» **What you are asked to do**: The records that follow are to be repeated without alteration.

» **Exercise inputs**:
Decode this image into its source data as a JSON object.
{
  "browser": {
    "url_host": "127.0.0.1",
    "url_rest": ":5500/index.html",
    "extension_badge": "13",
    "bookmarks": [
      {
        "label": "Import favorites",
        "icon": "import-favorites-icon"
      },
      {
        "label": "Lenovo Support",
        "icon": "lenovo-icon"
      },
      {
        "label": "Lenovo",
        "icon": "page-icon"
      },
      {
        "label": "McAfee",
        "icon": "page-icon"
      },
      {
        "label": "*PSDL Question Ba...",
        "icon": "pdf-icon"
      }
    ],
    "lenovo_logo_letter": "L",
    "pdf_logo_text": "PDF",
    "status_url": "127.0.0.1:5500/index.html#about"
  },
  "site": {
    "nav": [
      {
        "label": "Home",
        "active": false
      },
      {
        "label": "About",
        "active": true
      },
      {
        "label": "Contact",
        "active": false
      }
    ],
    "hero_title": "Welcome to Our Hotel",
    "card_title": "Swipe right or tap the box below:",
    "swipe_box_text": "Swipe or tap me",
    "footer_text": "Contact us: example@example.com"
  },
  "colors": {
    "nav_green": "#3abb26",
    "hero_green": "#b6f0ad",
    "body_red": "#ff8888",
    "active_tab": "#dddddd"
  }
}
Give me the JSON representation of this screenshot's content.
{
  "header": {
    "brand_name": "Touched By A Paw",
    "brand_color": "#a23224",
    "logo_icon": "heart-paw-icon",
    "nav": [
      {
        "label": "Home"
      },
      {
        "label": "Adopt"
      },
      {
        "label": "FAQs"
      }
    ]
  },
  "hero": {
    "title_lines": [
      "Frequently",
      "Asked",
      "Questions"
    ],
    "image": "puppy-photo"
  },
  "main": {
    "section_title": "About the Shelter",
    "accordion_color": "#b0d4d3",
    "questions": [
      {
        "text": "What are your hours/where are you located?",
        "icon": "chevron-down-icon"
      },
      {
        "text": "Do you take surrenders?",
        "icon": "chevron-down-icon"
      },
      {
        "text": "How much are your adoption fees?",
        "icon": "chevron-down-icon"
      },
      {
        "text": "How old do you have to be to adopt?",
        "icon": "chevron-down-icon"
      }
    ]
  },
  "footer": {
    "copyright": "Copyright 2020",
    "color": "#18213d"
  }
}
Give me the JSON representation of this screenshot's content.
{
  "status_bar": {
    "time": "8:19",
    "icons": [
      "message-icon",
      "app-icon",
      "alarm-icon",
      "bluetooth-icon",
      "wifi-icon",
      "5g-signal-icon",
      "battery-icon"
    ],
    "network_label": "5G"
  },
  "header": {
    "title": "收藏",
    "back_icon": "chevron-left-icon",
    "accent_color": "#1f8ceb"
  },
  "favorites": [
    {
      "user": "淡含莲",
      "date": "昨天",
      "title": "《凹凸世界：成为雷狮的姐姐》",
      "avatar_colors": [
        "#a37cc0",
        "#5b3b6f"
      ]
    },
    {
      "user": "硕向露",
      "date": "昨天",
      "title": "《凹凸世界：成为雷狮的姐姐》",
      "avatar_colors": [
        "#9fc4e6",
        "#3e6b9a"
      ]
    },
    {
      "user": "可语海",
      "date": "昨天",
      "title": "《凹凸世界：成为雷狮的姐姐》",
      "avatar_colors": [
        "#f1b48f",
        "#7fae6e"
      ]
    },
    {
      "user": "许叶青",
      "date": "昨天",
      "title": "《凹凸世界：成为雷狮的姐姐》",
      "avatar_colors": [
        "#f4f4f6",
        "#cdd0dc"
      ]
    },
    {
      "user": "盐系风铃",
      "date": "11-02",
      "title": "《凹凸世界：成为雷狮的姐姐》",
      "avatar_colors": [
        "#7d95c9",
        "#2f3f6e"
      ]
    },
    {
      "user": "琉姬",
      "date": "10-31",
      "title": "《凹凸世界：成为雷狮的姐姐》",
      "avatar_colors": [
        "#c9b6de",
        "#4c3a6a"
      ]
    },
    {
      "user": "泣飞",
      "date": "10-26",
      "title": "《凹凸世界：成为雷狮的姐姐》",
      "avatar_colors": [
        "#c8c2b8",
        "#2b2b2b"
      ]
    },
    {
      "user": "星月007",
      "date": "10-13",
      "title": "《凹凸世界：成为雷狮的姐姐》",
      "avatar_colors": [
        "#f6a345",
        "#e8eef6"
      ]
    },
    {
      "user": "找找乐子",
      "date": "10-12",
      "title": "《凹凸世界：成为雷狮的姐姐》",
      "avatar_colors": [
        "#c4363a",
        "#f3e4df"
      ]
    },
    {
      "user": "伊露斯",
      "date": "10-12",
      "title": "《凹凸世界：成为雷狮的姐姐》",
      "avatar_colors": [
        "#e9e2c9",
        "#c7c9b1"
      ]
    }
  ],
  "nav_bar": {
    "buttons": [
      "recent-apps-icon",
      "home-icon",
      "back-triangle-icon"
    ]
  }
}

» **Completed exercise**:
Decode this image into its source data as a JSON object.
{
  "browser": {
    "url_host": "127.0.0.1",
    "url_rest": ":5500/index.html",
    "extension_badge": "13",
    "bookmarks": [
      {
        "label": "Import favorites",
        "icon": "import-favorites-icon"
      },
      {
        "label": "Lenovo Support",
        "icon": "lenovo-icon"
      },
      {
        "label": "Lenovo",
        "icon": "page-icon"
      },
      {
        "label": "McAfee",
        "icon": "page-icon"
      },
      {
        "label": "*PSDL Question Ba...",
        "icon": "pdf-icon"
      }
    ],
    "lenovo_logo_letter": "L",
    "pdf_logo_text": "PDF",
    "status_url": "127.0.0.1:5500/index.html#about"
  },
  "site": {
    "nav": [
      {
        "label": "Home",
        "active": false
      },
      {
        "label": "About",
        "active": true
      },
      {
        "label": "Contact",
        "active": false
      }
    ],
    "hero_title": "Welcome to Our Hotel",
    "card_title": "Swipe right or tap the box below:",
    "swipe_box_text": "Swipe or tap me",
    "footer_text": "Contact us: example@example.com"
  },
  "colors": {
    "nav_green": "#3abb26",
    "hero_green": "#b6f0ad",
    "body_red": "#ff8888",
    "active_tab": "#dddddd"
  }
}
Give me the JSON representation of this screenshot's content.
{
  "header": {
    "brand_name": "Touched By A Paw",
    "brand_color": "#a23224",
    "logo_icon": "heart-paw-icon",
    "nav": [
      {
        "label": "Home"
      },
      {
        "label": "Adopt"
      },
      {
        "label": "FAQs"
      }
    ]
  },
  "hero": {
    "title_lines": [
      "Frequently",
      "Asked",
      "Questions"
    ],
    "image": "puppy-photo"
  },
  "main": {
    "section_title": "About the Shelter",
    "accordion_color": "#b0d4d3",
    "questions": [
      {
        "text": "What are your hours/where are you located?",
        "icon": "chevron-down-icon"
      },
      {
        "text": "Do you take surrenders?",
        "icon": "chevron-down-icon"
      },
      {
        "text": "How much are your adoption fees?",
        "icon": "chevron-down-icon"
      },
      {
        "text": "How old do you have to be to adopt?",
        "icon": "chevron-down-icon"
      }
    ]
  },
  "footer": {
    "copyright": "Copyright 2020",
    "color": "#18213d"
  }
}
Give me the JSON representation of this screenshot's content.
{
  "status_bar": {
    "time": "8:19",
    "icons": [
      "message-icon",
      "app-icon",
      "alarm-icon",
      "bluetooth-icon",
      "wifi-icon",
      "5g-signal-icon",
      "battery-icon"
    ],
    "network_label": "5G"
  },
  "header": {
    "title": "收藏",
    "back_icon": "chevron-left-icon",
    "accent_color": "#1f8ceb"
  },
  "favorites": [
    {
      "user": "淡含莲",
      "date": "昨天",
      "title": "《凹凸世界：成为雷狮的姐姐》",
      "avatar_colors": [
        "#a37cc0",
        "#5b3b6f"
      ]
    },
    {
      "user": "硕向露",
      "date": "昨天",
      "title": "《凹凸世界：成为雷狮的姐姐》",
      "avatar_colors": [
        "#9fc4e6",
        "#3e6b9a"
      ]
    },
    {
      "user": "可语海",
      "date": "昨天",
      "title": "《凹凸世界：成为雷狮的姐姐》",
      "avatar_colors": [
        "#f1b48f",
        "#7fae6e"
      ]
    },
    {
      "user": "许叶青",
      "date": "昨天",
      "title": "《凹凸世界：成为雷狮的姐姐》",
      "avatar_colors": [
        "#f4f4f6",
        "#cdd0dc"
      ]
    },
    {
      "user": "盐系风铃",
      "date": "11-02",
      "title": "《凹凸世界：成为雷狮的姐姐》",
      "avatar_colors": [
        "#7d95c9",
        "#2f3f6e"
      ]
    },
    {
      "user": "琉姬",
      "date": "10-31",
      "title": "《凹凸世界：成为雷狮的姐姐》",
      "avatar_colors": [
        "#c9b6de",
        "#4c3a6a"
      ]
    },
    {
      "user": "泣飞",
      "date": "10-26",
      "title": "《凹凸世界：成为雷狮的姐姐》",
      "avatar_colors": [
        "#c8c2b8",
        "#2b2b2b"
      ]
    },
    {
      "user": "星月007",
      "date": "10-13",
      "title": "《凹凸世界：成为雷狮的姐姐》",
      "avatar_colors": [
        "#f6a345",
        "#e8eef6"
      ]
    },
    {
      "user": "找找乐子",
      "date": "10-12",
      "title": "《凹凸世界：成为雷狮的姐姐》",
      "avatar_colors": [
        "#c4363a",
        "#f3e4df"
      ]
    },
    {
      "user": "伊露斯",
      "date": "10-12",
      "title": "《凹凸世界：成为雷狮的姐姐》",
      "avatar_colors": [
        "#e9e2c9",
        "#c7c9b1"
      ]
    }
  ],
  "nav_bar": {
    "buttons": [
      "recent-apps-icon",
      "home-icon",
      "back-triangle-icon"
    ]
  }
}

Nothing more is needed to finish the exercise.